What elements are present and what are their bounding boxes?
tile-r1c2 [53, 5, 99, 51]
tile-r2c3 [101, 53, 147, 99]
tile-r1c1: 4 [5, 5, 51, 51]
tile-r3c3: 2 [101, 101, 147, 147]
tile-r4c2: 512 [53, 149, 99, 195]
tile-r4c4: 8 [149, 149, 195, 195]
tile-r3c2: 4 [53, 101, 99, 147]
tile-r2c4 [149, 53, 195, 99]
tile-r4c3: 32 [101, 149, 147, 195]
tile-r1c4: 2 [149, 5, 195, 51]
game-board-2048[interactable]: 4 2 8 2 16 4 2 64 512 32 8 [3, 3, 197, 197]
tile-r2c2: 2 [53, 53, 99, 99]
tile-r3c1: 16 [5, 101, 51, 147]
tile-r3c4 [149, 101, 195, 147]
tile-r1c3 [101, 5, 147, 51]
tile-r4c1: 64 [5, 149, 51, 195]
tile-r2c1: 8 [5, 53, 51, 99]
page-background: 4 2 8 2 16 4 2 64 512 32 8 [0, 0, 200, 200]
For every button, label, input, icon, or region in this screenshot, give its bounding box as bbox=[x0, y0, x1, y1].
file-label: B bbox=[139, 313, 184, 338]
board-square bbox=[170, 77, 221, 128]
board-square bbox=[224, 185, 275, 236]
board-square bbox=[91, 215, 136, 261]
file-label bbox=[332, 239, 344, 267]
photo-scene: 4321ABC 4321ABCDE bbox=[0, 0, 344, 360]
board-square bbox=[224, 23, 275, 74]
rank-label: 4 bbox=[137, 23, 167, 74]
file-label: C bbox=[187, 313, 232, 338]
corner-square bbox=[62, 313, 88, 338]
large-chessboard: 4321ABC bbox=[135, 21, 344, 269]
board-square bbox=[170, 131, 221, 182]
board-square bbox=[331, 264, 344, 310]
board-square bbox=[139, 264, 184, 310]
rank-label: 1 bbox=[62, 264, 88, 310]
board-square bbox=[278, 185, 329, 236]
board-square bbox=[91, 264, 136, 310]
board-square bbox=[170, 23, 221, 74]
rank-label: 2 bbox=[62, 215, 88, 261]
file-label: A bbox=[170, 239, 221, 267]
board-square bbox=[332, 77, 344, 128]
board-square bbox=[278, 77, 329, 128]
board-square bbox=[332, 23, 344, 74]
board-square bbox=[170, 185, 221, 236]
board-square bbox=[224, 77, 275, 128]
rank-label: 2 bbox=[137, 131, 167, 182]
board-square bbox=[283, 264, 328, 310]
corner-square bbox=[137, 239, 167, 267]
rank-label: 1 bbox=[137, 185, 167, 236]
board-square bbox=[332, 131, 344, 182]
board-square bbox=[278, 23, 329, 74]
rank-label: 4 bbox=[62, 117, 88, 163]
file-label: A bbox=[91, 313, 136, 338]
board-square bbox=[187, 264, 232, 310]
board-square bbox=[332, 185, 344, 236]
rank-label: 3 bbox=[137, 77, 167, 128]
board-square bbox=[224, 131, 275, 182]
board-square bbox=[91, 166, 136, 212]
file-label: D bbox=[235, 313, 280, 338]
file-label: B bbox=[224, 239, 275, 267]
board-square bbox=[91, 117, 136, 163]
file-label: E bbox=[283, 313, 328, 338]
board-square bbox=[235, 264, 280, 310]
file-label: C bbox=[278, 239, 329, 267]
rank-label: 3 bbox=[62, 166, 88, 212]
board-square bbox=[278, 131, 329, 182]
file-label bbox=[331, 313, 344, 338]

==

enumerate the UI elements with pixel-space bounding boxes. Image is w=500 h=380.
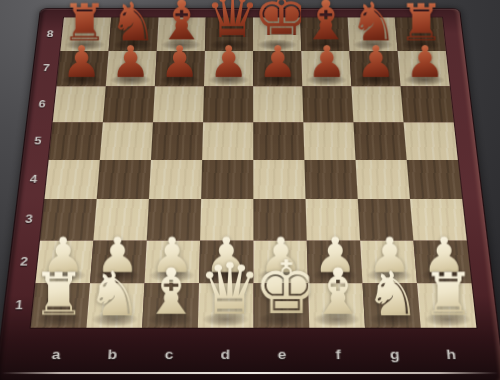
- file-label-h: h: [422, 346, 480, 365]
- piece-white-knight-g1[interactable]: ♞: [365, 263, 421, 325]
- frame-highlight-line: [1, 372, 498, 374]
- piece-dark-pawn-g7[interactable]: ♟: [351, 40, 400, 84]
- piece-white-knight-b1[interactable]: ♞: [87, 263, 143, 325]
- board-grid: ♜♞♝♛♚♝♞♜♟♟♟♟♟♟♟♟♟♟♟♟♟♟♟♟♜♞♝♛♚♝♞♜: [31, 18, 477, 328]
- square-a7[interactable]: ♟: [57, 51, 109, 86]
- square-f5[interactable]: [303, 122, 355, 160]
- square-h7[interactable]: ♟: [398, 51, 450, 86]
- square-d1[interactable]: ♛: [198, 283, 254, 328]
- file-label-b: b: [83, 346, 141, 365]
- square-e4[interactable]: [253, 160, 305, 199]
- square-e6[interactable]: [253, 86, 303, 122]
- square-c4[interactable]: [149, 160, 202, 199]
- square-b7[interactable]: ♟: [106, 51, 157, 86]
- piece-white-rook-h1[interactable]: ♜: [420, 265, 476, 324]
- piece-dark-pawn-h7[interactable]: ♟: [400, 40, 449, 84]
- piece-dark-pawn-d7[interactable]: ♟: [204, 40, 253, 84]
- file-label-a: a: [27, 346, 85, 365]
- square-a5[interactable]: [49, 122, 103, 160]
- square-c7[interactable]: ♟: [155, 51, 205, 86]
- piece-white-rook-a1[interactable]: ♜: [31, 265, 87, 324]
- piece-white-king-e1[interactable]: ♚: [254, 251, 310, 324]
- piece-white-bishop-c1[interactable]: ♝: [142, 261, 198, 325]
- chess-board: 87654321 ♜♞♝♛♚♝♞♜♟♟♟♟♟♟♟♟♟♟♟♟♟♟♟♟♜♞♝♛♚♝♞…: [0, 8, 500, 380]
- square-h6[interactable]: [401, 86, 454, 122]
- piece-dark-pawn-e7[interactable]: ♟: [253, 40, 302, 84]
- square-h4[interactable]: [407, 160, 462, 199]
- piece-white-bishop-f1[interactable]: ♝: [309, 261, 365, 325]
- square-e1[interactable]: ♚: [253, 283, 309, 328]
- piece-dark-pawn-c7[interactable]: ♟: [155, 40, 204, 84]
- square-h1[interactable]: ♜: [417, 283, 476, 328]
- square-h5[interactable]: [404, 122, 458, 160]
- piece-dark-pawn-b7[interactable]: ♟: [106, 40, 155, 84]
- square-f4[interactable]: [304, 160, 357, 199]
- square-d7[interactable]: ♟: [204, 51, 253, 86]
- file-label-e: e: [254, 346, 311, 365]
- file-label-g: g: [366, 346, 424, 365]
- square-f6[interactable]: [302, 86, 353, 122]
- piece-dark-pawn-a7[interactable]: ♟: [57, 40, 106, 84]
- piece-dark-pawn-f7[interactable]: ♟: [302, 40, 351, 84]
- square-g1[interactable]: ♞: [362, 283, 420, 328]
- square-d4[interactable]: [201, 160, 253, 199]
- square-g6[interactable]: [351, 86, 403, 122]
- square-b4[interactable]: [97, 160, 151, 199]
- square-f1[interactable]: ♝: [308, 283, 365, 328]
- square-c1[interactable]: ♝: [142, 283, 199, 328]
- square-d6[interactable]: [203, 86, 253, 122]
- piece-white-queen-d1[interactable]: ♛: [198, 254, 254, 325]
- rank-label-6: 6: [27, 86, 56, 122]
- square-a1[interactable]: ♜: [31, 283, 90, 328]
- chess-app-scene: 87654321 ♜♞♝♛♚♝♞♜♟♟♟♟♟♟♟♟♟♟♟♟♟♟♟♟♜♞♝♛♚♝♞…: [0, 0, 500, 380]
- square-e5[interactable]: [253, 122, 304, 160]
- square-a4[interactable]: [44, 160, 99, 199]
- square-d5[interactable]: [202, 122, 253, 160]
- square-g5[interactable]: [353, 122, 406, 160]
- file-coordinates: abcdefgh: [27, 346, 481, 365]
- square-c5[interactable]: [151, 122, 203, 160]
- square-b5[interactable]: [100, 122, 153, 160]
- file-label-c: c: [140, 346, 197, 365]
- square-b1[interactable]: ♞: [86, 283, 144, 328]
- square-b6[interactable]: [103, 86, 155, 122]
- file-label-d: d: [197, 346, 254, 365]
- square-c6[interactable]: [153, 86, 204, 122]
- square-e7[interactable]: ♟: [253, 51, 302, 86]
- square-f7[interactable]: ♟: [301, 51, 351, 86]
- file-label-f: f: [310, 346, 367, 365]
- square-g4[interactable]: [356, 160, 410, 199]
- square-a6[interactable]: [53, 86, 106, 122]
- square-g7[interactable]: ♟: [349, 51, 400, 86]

* * *

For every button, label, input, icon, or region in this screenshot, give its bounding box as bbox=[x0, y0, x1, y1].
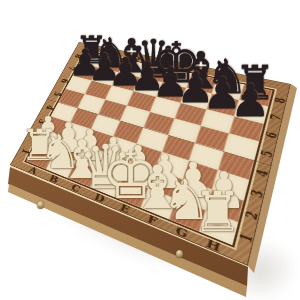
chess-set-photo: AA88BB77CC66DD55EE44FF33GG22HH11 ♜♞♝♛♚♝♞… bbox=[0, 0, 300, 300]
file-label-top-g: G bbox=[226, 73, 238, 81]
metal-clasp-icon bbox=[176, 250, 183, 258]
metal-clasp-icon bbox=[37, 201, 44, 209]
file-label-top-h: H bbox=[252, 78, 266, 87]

▶ _Task description_
Repeat everything in the listing from the line containing "What elements are" down to the line containing "tile-r3c2: 4 [53, 101, 99, 147]", both of those lines included.

▶ _Exercise response_
What elements are present and what are their bounding boxes?
tile-r1c2 [53, 5, 99, 51]
tile-r2c3 [101, 53, 147, 99]
tile-r1c1: 4 [5, 5, 51, 51]
tile-r3c3: 2 [101, 101, 147, 147]
tile-r4c2: 512 [53, 149, 99, 195]
tile-r4c4: 8 [149, 149, 195, 195]
tile-r3c2: 4 [53, 101, 99, 147]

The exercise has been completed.